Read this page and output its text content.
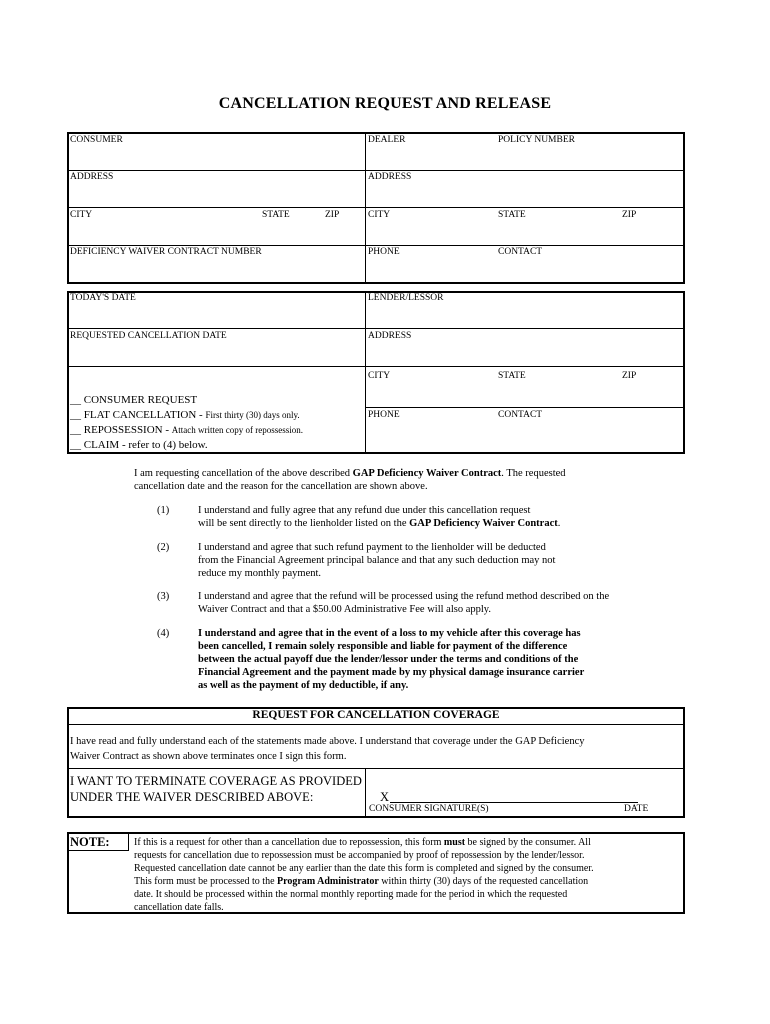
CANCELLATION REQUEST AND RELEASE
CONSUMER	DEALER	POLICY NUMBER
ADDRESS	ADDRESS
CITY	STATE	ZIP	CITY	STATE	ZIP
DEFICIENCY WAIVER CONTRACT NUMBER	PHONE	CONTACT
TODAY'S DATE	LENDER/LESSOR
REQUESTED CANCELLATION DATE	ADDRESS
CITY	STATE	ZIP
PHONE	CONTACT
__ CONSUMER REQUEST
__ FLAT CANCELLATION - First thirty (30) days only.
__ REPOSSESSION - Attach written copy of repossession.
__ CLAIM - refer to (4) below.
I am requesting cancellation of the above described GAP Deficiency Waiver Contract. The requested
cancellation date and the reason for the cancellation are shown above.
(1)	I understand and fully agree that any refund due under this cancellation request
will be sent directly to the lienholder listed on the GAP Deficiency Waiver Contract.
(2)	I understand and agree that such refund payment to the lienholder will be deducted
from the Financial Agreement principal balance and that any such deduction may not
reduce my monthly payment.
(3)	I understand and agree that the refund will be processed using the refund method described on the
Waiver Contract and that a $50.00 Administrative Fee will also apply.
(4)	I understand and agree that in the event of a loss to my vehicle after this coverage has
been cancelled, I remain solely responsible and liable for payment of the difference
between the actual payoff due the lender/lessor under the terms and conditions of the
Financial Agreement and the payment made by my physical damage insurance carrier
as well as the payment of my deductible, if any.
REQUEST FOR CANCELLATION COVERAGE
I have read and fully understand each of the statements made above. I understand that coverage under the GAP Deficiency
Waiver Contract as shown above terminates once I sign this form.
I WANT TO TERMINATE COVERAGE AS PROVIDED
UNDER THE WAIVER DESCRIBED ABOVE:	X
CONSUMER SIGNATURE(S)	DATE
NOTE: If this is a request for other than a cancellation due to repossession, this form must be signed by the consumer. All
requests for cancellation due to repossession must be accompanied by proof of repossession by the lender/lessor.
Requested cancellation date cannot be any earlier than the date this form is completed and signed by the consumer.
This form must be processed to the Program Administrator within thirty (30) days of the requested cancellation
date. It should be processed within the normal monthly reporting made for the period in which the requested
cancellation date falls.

...

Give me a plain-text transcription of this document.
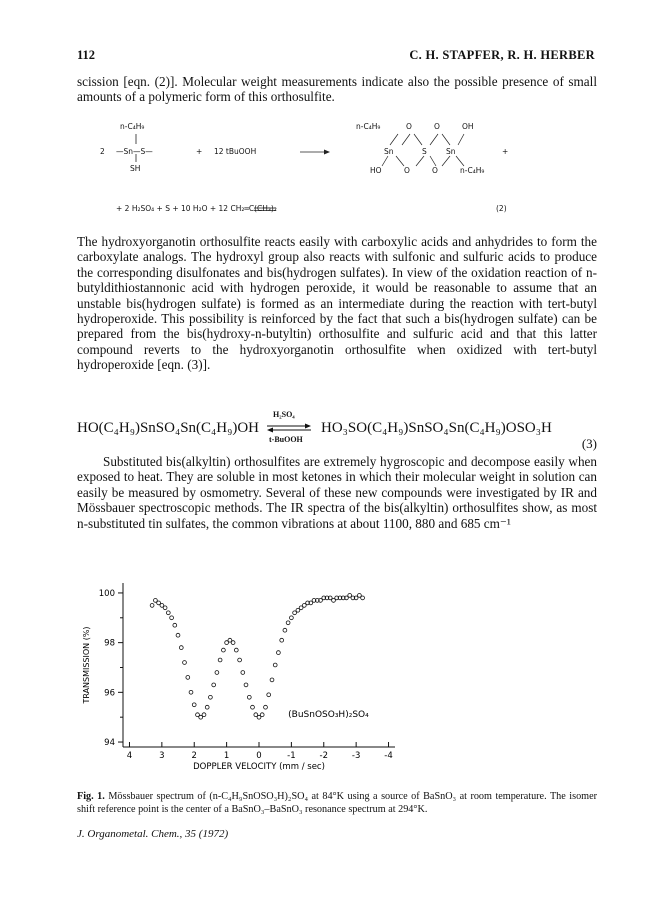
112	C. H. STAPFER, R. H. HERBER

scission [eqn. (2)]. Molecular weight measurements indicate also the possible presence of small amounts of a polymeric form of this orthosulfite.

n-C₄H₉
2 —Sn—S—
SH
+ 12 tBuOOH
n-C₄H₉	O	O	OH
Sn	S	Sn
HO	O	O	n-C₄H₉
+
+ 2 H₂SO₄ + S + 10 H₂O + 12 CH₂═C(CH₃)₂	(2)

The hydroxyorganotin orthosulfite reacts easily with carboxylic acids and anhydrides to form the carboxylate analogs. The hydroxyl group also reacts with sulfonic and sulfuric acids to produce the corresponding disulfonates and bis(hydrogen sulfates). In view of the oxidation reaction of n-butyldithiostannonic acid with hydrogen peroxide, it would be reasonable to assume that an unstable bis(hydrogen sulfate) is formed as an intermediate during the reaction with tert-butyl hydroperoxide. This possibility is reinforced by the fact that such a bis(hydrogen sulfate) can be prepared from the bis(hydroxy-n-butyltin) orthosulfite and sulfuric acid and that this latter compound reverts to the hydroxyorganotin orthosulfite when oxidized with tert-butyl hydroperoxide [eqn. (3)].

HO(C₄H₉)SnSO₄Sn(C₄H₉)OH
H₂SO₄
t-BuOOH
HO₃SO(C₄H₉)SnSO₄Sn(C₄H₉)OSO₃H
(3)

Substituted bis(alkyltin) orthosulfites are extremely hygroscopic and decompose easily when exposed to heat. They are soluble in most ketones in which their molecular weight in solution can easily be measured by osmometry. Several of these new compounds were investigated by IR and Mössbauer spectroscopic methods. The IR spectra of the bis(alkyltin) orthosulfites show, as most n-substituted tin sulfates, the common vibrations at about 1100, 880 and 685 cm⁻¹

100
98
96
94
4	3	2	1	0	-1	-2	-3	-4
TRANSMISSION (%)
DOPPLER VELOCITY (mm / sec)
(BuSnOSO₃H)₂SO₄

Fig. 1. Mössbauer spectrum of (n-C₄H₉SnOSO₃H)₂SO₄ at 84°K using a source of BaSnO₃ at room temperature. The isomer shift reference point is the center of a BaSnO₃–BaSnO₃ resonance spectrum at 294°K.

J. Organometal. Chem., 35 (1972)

### Required task
Reproduce every line of the listing above in which the string "refund" appears.

### Task response
(1)	I understand and fully agree that any refund due under this cancellation request
(2)	I understand and agree that such refund payment to the lienholder will be deducted
(3)	I understand and agree that the refund will be processed using the refund method described on the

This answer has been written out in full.